- WORK TO BE COMPLETED: Transcribe the listing that follows in full, omitting pictures.

------------------------

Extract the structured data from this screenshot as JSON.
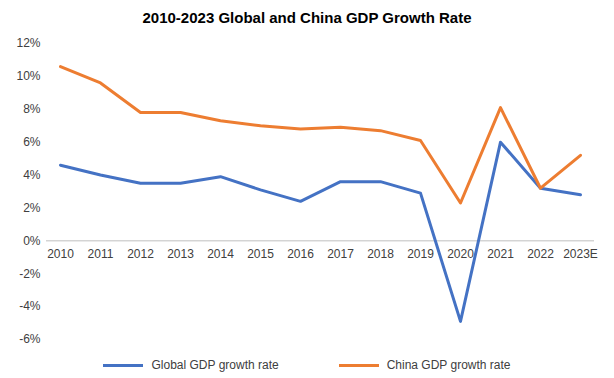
{
  "chart_data": {
    "type": "line",
    "title": "2010-2023  Global and China GDP Growth Rate",
    "categories": [
      "2010",
      "2011",
      "2012",
      "2013",
      "2014",
      "2015",
      "2016",
      "2017",
      "2018",
      "2019",
      "2020",
      "2021",
      "2022",
      "2023E"
    ],
    "series": [
      {
        "name": "Global GDP growth rate",
        "color": "#4472c4",
        "values": [
          4.6,
          4.0,
          3.5,
          3.5,
          3.9,
          3.1,
          2.4,
          3.6,
          3.6,
          2.9,
          -4.9,
          6.0,
          3.2,
          2.8
        ]
      },
      {
        "name": "China GDP growth rate",
        "color": "#ed7d31",
        "values": [
          10.6,
          9.6,
          7.8,
          7.8,
          7.3,
          7.0,
          6.8,
          6.9,
          6.7,
          6.1,
          2.3,
          8.1,
          3.2,
          5.2
        ]
      }
    ],
    "ylim": [
      -6,
      12
    ],
    "yticks": [
      {
        "value": -6,
        "label": "-6%"
      },
      {
        "value": -4,
        "label": "-4%"
      },
      {
        "value": -2,
        "label": "-2%"
      },
      {
        "value": 0,
        "label": "0%"
      },
      {
        "value": 2,
        "label": "2%"
      },
      {
        "value": 4,
        "label": "4%"
      },
      {
        "value": 6,
        "label": "6%"
      },
      {
        "value": 8,
        "label": "8%"
      },
      {
        "value": 10,
        "label": "10%"
      },
      {
        "value": 12,
        "label": "12%"
      }
    ],
    "grid": false,
    "legend": "bottom"
  }
}
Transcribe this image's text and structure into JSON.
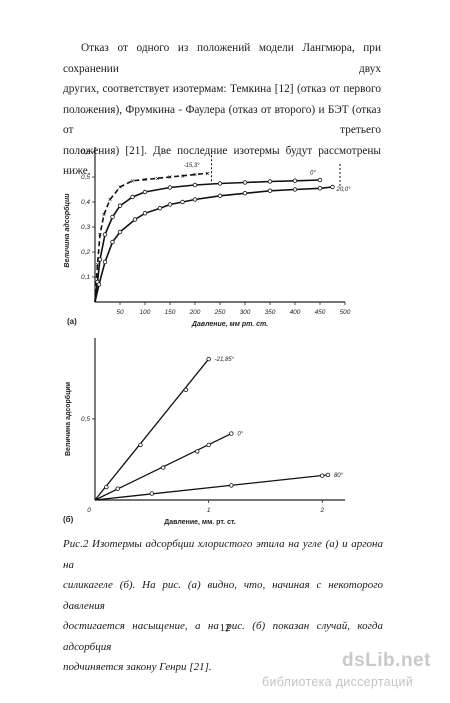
{
  "paragraph": {
    "lines": [
      "Отказ от одного из положений модели Лангмюра, при сохранении двух",
      "других, соответствует изотермам: Темкина [12] (отказ от первого",
      "положения), Фрумкина - Фаулера (отказ от второго) и БЭТ (отказ от третьего",
      "положения) [21]. Две последние изотермы будут рассмотрены ниже."
    ]
  },
  "chart_data": [
    {
      "type": "line",
      "panel_label": "(а)",
      "xlabel": "Давление, мм рт. ст.",
      "ylabel": "Величина адсорбции",
      "x_ticks": [
        50,
        100,
        150,
        200,
        250,
        300,
        350,
        400,
        450,
        500
      ],
      "y_ticks": [
        0.1,
        0.2,
        0.3,
        0.4,
        0.5,
        0.6
      ],
      "xlim": [
        0,
        500
      ],
      "ylim": [
        0,
        0.62
      ],
      "series": [
        {
          "name": "-15,3°",
          "marker": "x",
          "x": [
            5,
            10,
            18,
            30,
            50,
            75,
            100,
            125,
            150,
            175,
            200,
            225
          ],
          "y": [
            0.15,
            0.27,
            0.35,
            0.41,
            0.46,
            0.485,
            0.49,
            0.495,
            0.5,
            0.505,
            0.51,
            0.515
          ]
        },
        {
          "name": "0°",
          "marker": "o",
          "x": [
            5,
            10,
            20,
            35,
            50,
            75,
            100,
            150,
            200,
            250,
            300,
            350,
            400,
            450
          ],
          "y": [
            0.08,
            0.17,
            0.27,
            0.34,
            0.385,
            0.42,
            0.44,
            0.458,
            0.468,
            0.474,
            0.478,
            0.482,
            0.485,
            0.488
          ]
        },
        {
          "name": "20,0°",
          "marker": "o",
          "x": [
            8,
            20,
            35,
            50,
            80,
            100,
            130,
            150,
            175,
            200,
            250,
            300,
            350,
            400,
            450,
            475
          ],
          "y": [
            0.07,
            0.16,
            0.24,
            0.28,
            0.33,
            0.355,
            0.375,
            0.39,
            0.4,
            0.41,
            0.425,
            0.435,
            0.445,
            0.45,
            0.455,
            0.46
          ]
        }
      ],
      "annotations": [
        "-15,3°",
        "0°",
        "20,0°"
      ]
    },
    {
      "type": "line",
      "panel_label": "(б)",
      "xlabel": "Давление, мм. рт. ст.",
      "ylabel": "Величина адсорбции",
      "x_ticks": [
        "0",
        "1",
        "2"
      ],
      "y_ticks": [
        "0,5"
      ],
      "xlim": [
        0,
        2.2
      ],
      "ylim": [
        0,
        1.0
      ],
      "series": [
        {
          "name": "-21,85°",
          "marker": "o",
          "x": [
            0.1,
            0.4,
            0.8,
            1.0
          ],
          "y": [
            0.08,
            0.34,
            0.68,
            0.87
          ]
        },
        {
          "name": "0°",
          "marker": "o",
          "x": [
            0.2,
            0.6,
            0.9,
            1.0,
            1.2
          ],
          "y": [
            0.07,
            0.2,
            0.3,
            0.34,
            0.41
          ]
        },
        {
          "name": "80°",
          "marker": "o",
          "x": [
            0.5,
            1.2,
            2.0,
            2.05
          ],
          "y": [
            0.04,
            0.09,
            0.15,
            0.155
          ]
        }
      ],
      "annotations": [
        "-21,85°",
        "0°",
        "80°"
      ]
    }
  ],
  "caption": {
    "lines": [
      "Рис.2    Изотермы адсорбции хлористого этила на угле (а) и аргона на",
      "силикагеле (б). На рис. (а) видно, что, начиная с некоторого давления",
      "достигается насыщение, а на рис. (б) показан случай, когда адсорбция",
      "подчиняется закону Генри [21]."
    ]
  },
  "page_number": "12",
  "watermark": {
    "logo": "dsLib.net",
    "subtitle": "библиотека диссертаций"
  }
}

------------------------

- OUTPUT BELOW:
Extract the structured data from this screenshot as JSON.
{
  "chart_data": {
    "type": "line",
    "title": "2010-2023  Global and China GDP Growth Rate",
    "categories": [
      "2010",
      "2011",
      "2012",
      "2013",
      "2014",
      "2015",
      "2016",
      "2017",
      "2018",
      "2019",
      "2020",
      "2021",
      "2022",
      "2023E"
    ],
    "series": [
      {
        "name": "Global GDP growth rate",
        "color": "#4472c4",
        "values": [
          4.6,
          4.0,
          3.5,
          3.5,
          3.9,
          3.1,
          2.4,
          3.6,
          3.6,
          2.9,
          -4.9,
          6.0,
          3.2,
          2.8
        ]
      },
      {
        "name": "China GDP growth rate",
        "color": "#ed7d31",
        "values": [
          10.6,
          9.6,
          7.8,
          7.8,
          7.3,
          7.0,
          6.8,
          6.9,
          6.7,
          6.1,
          2.3,
          8.1,
          3.2,
          5.2
        ]
      }
    ],
    "ylim": [
      -6,
      12
    ],
    "yticks": [
      {
        "value": -6,
        "label": "-6%"
      },
      {
        "value": -4,
        "label": "-4%"
      },
      {
        "value": -2,
        "label": "-2%"
      },
      {
        "value": 0,
        "label": "0%"
      },
      {
        "value": 2,
        "label": "2%"
      },
      {
        "value": 4,
        "label": "4%"
      },
      {
        "value": 6,
        "label": "6%"
      },
      {
        "value": 8,
        "label": "8%"
      },
      {
        "value": 10,
        "label": "10%"
      },
      {
        "value": 12,
        "label": "12%"
      }
    ],
    "grid": false,
    "legend": "bottom"
  }
}
Transcribe this image's text and structure into JSON.
{
  "paragraph": {
    "lines": [
      "Отказ от одного из положений модели Лангмюра, при сохранении двух",
      "других, соответствует изотермам: Темкина [12] (отказ от первого",
      "положения), Фрумкина - Фаулера (отказ от второго) и БЭТ (отказ от третьего",
      "положения) [21]. Две последние изотермы будут рассмотрены ниже."
    ]
  },
  "chart_data": [
    {
      "type": "line",
      "panel_label": "(а)",
      "xlabel": "Давление, мм рт. ст.",
      "ylabel": "Величина адсорбции",
      "x_ticks": [
        50,
        100,
        150,
        200,
        250,
        300,
        350,
        400,
        450,
        500
      ],
      "y_ticks": [
        0.1,
        0.2,
        0.3,
        0.4,
        0.5,
        0.6
      ],
      "xlim": [
        0,
        500
      ],
      "ylim": [
        0,
        0.62
      ],
      "series": [
        {
          "name": "-15,3°",
          "marker": "x",
          "x": [
            5,
            10,
            18,
            30,
            50,
            75,
            100,
            125,
            150,
            175,
            200,
            225
          ],
          "y": [
            0.15,
            0.27,
            0.35,
            0.41,
            0.46,
            0.485,
            0.49,
            0.495,
            0.5,
            0.505,
            0.51,
            0.515
          ]
        },
        {
          "name": "0°",
          "marker": "o",
          "x": [
            5,
            10,
            20,
            35,
            50,
            75,
            100,
            150,
            200,
            250,
            300,
            350,
            400,
            450
          ],
          "y": [
            0.08,
            0.17,
            0.27,
            0.34,
            0.385,
            0.42,
            0.44,
            0.458,
            0.468,
            0.474,
            0.478,
            0.482,
            0.485,
            0.488
          ]
        },
        {
          "name": "20,0°",
          "marker": "o",
          "x": [
            8,
            20,
            35,
            50,
            80,
            100,
            130,
            150,
            175,
            200,
            250,
            300,
            350,
            400,
            450,
            475
          ],
          "y": [
            0.07,
            0.16,
            0.24,
            0.28,
            0.33,
            0.355,
            0.375,
            0.39,
            0.4,
            0.41,
            0.425,
            0.435,
            0.445,
            0.45,
            0.455,
            0.46
          ]
        }
      ],
      "annotations": [
        "-15,3°",
        "0°",
        "20,0°"
      ]
    },
    {
      "type": "line",
      "panel_label": "(б)",
      "xlabel": "Давление, мм. рт. ст.",
      "ylabel": "Величина адсорбции",
      "x_ticks": [
        "0",
        "1",
        "2"
      ],
      "y_ticks": [
        "0,5"
      ],
      "xlim": [
        0,
        2.2
      ],
      "ylim": [
        0,
        1.0
      ],
      "series": [
        {
          "name": "-21,85°",
          "marker": "o",
          "x": [
            0.1,
            0.4,
            0.8,
            1.0
          ],
          "y": [
            0.08,
            0.34,
            0.68,
            0.87
          ]
        },
        {
          "name": "0°",
          "marker": "o",
          "x": [
            0.2,
            0.6,
            0.9,
            1.0,
            1.2
          ],
          "y": [
            0.07,
            0.2,
            0.3,
            0.34,
            0.41
          ]
        },
        {
          "name": "80°",
          "marker": "o",
          "x": [
            0.5,
            1.2,
            2.0,
            2.05
          ],
          "y": [
            0.04,
            0.09,
            0.15,
            0.155
          ]
        }
      ],
      "annotations": [
        "-21,85°",
        "0°",
        "80°"
      ]
    }
  ],
  "caption": {
    "lines": [
      "Рис.2    Изотермы адсорбции хлористого этила на угле (а) и аргона на",
      "силикагеле (б). На рис. (а) видно, что, начиная с некоторого давления",
      "достигается насыщение, а на рис. (б) показан случай, когда адсорбция",
      "подчиняется закону Генри [21]."
    ]
  },
  "page_number": "12",
  "watermark": {
    "logo": "dsLib.net",
    "subtitle": "библиотека диссертаций"
  }
}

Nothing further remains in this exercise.